Please say how many lines of the listing hold "bottom", with no other words in the answer.

----

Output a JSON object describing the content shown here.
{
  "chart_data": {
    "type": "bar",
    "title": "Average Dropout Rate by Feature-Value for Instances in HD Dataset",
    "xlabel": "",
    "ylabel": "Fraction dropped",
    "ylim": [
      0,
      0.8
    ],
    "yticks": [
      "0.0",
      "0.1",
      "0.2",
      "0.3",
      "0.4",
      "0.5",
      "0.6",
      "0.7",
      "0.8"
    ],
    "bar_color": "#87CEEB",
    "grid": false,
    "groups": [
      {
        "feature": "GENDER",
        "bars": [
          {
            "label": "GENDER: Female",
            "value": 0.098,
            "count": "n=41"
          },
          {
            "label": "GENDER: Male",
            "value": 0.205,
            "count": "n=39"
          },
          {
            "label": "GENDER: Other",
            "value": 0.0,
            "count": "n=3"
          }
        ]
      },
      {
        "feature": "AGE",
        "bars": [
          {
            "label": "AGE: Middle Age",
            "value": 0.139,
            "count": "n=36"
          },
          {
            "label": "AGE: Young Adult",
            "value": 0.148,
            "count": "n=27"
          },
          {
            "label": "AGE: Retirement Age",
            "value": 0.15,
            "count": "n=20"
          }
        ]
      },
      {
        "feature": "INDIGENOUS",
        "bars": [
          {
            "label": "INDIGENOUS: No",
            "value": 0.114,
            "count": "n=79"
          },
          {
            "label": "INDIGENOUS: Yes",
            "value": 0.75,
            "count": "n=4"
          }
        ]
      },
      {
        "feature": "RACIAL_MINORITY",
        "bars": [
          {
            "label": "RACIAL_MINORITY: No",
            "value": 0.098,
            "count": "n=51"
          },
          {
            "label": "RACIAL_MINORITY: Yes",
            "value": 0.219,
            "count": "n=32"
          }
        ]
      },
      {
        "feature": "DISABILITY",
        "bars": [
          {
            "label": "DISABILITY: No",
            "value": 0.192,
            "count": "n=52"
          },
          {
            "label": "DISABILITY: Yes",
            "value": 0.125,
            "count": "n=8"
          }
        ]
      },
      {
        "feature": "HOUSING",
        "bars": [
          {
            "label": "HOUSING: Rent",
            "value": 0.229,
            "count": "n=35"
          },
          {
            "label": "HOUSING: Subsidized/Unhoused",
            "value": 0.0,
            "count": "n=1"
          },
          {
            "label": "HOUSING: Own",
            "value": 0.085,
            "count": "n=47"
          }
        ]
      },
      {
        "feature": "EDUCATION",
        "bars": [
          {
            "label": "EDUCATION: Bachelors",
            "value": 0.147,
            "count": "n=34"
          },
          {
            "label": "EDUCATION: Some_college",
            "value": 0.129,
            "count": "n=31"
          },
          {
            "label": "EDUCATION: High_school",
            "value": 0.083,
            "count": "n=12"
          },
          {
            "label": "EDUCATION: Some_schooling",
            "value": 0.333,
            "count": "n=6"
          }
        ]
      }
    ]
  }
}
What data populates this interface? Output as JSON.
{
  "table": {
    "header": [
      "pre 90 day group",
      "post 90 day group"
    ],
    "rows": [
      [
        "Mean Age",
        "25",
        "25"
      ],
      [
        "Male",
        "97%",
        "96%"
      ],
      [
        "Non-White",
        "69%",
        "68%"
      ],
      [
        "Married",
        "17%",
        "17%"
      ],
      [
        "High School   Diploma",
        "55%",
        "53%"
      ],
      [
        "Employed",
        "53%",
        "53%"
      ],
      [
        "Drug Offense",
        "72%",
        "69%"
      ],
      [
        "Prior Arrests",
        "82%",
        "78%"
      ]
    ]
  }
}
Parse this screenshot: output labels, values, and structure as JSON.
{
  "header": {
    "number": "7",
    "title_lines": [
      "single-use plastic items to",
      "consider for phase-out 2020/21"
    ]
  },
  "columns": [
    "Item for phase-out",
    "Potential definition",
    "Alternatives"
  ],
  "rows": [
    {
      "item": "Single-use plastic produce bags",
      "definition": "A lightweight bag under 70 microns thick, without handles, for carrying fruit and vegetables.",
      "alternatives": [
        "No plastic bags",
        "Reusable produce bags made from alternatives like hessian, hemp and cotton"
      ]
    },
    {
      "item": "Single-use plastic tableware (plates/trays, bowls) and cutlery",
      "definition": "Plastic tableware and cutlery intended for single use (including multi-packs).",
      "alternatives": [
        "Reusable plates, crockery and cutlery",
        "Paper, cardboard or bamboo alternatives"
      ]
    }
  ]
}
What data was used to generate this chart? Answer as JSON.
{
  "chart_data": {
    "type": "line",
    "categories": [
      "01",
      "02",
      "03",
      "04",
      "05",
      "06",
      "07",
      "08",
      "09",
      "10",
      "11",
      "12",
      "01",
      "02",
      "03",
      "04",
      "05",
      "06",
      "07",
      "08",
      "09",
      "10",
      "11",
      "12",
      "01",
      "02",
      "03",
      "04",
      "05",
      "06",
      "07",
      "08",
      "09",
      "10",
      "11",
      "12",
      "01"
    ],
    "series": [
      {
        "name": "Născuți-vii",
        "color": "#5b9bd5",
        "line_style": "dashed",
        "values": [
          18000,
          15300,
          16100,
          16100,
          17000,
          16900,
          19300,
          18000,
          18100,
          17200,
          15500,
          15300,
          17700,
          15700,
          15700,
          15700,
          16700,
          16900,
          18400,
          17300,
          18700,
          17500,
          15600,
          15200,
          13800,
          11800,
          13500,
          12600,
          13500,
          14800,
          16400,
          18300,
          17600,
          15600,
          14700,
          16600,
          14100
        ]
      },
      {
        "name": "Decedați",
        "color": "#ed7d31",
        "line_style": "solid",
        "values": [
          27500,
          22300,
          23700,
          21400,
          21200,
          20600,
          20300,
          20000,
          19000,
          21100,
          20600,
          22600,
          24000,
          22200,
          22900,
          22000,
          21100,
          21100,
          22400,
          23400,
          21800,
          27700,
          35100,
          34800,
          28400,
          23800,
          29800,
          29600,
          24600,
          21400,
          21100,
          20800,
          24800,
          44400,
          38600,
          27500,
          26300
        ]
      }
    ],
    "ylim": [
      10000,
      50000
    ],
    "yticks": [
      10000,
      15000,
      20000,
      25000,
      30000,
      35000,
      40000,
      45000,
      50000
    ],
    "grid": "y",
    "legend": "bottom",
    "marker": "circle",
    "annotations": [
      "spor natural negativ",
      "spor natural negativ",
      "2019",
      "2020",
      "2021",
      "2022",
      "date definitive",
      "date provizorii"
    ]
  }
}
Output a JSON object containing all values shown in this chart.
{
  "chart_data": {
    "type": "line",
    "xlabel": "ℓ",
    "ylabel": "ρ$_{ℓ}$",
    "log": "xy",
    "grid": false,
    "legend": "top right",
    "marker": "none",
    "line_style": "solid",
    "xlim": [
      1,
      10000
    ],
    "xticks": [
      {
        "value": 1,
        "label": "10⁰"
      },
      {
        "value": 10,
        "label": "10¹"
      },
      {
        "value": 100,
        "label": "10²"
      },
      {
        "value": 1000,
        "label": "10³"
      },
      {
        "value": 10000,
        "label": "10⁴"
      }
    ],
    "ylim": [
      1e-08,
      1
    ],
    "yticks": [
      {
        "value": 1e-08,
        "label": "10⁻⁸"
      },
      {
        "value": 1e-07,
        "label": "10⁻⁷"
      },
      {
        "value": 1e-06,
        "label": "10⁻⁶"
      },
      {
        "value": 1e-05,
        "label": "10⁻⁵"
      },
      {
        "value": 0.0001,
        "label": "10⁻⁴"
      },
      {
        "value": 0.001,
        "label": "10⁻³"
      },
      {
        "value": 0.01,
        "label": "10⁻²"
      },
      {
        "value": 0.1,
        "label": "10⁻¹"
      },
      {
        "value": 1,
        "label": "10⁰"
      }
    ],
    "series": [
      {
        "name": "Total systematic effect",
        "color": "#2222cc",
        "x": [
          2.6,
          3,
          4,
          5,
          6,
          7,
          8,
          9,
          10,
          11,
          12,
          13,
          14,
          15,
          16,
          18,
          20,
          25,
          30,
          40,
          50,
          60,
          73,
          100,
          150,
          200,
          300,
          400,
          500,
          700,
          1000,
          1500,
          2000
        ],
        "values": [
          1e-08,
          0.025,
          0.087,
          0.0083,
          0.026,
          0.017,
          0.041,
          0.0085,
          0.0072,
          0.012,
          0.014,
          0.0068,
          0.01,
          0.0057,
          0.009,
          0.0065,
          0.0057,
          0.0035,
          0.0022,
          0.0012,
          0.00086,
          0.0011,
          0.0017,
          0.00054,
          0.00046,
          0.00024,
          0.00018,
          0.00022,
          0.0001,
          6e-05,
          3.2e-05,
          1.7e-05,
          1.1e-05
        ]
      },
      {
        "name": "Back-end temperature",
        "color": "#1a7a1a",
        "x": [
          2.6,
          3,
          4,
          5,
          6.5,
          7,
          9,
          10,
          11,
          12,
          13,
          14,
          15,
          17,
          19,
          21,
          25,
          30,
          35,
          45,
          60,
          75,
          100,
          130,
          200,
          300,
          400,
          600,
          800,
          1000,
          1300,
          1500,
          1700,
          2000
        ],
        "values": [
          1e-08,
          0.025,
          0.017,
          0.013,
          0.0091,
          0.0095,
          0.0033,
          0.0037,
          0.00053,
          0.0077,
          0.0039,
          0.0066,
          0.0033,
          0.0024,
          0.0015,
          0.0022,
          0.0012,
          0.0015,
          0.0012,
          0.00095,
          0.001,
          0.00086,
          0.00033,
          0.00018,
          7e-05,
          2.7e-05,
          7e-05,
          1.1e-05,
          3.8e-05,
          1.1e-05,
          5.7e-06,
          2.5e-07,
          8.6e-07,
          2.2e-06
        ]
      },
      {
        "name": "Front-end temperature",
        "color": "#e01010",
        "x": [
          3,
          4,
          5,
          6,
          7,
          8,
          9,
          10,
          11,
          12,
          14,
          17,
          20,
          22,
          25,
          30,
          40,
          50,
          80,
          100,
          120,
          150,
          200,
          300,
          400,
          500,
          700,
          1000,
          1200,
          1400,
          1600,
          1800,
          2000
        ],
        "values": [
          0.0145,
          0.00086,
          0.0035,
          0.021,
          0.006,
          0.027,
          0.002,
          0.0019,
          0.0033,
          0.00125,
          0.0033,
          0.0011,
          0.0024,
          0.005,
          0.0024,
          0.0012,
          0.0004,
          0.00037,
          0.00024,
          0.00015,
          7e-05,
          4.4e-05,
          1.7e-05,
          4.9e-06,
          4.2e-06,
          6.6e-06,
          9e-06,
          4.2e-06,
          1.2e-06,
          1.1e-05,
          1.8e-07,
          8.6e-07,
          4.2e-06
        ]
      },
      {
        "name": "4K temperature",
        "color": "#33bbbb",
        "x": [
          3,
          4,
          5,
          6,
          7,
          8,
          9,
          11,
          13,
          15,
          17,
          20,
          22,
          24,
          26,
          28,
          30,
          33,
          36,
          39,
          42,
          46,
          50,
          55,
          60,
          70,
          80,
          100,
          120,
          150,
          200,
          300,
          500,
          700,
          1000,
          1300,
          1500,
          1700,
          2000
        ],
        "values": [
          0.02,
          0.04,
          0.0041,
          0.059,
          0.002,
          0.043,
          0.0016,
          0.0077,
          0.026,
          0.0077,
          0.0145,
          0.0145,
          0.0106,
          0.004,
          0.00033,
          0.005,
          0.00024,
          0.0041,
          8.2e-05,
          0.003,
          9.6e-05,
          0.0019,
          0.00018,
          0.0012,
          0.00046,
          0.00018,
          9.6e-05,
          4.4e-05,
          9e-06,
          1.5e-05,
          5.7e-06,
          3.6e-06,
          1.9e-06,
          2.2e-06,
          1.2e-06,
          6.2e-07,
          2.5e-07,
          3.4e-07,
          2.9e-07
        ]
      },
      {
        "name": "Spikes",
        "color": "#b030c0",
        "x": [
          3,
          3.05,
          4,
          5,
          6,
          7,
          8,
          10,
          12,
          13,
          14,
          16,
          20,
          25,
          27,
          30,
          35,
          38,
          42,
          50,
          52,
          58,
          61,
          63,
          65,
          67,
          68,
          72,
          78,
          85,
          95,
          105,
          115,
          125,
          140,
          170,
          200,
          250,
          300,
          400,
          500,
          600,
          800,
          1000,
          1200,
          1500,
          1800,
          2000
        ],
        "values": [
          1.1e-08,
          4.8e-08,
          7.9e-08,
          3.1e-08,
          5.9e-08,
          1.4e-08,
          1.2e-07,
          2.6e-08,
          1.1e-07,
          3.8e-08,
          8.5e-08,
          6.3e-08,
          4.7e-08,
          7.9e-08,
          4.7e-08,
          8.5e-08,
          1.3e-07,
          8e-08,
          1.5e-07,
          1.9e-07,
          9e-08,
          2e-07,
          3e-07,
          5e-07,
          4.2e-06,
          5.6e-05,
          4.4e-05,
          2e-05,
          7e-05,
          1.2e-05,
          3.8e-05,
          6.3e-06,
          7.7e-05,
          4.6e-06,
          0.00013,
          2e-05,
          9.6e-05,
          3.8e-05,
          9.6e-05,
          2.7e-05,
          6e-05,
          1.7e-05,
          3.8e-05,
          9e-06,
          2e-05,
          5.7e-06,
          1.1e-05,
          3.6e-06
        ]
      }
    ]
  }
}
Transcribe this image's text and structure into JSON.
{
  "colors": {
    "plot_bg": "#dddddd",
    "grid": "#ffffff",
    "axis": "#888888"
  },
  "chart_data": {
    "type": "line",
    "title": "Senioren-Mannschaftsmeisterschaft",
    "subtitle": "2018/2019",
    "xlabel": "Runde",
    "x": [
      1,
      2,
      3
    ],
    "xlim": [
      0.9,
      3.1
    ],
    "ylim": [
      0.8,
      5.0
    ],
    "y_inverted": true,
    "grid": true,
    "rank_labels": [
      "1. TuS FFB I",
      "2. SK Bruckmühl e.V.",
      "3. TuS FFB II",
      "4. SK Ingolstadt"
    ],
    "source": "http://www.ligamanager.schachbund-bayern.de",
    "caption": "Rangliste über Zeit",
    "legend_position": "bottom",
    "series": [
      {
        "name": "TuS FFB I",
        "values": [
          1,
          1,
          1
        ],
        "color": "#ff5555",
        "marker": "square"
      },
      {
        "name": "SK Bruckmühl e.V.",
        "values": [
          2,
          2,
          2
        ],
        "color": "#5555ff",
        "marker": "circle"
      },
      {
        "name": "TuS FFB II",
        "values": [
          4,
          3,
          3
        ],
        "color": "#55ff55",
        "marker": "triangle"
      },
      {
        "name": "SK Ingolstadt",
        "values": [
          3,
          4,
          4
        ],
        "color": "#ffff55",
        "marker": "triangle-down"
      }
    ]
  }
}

----

- Response for this exercise -
2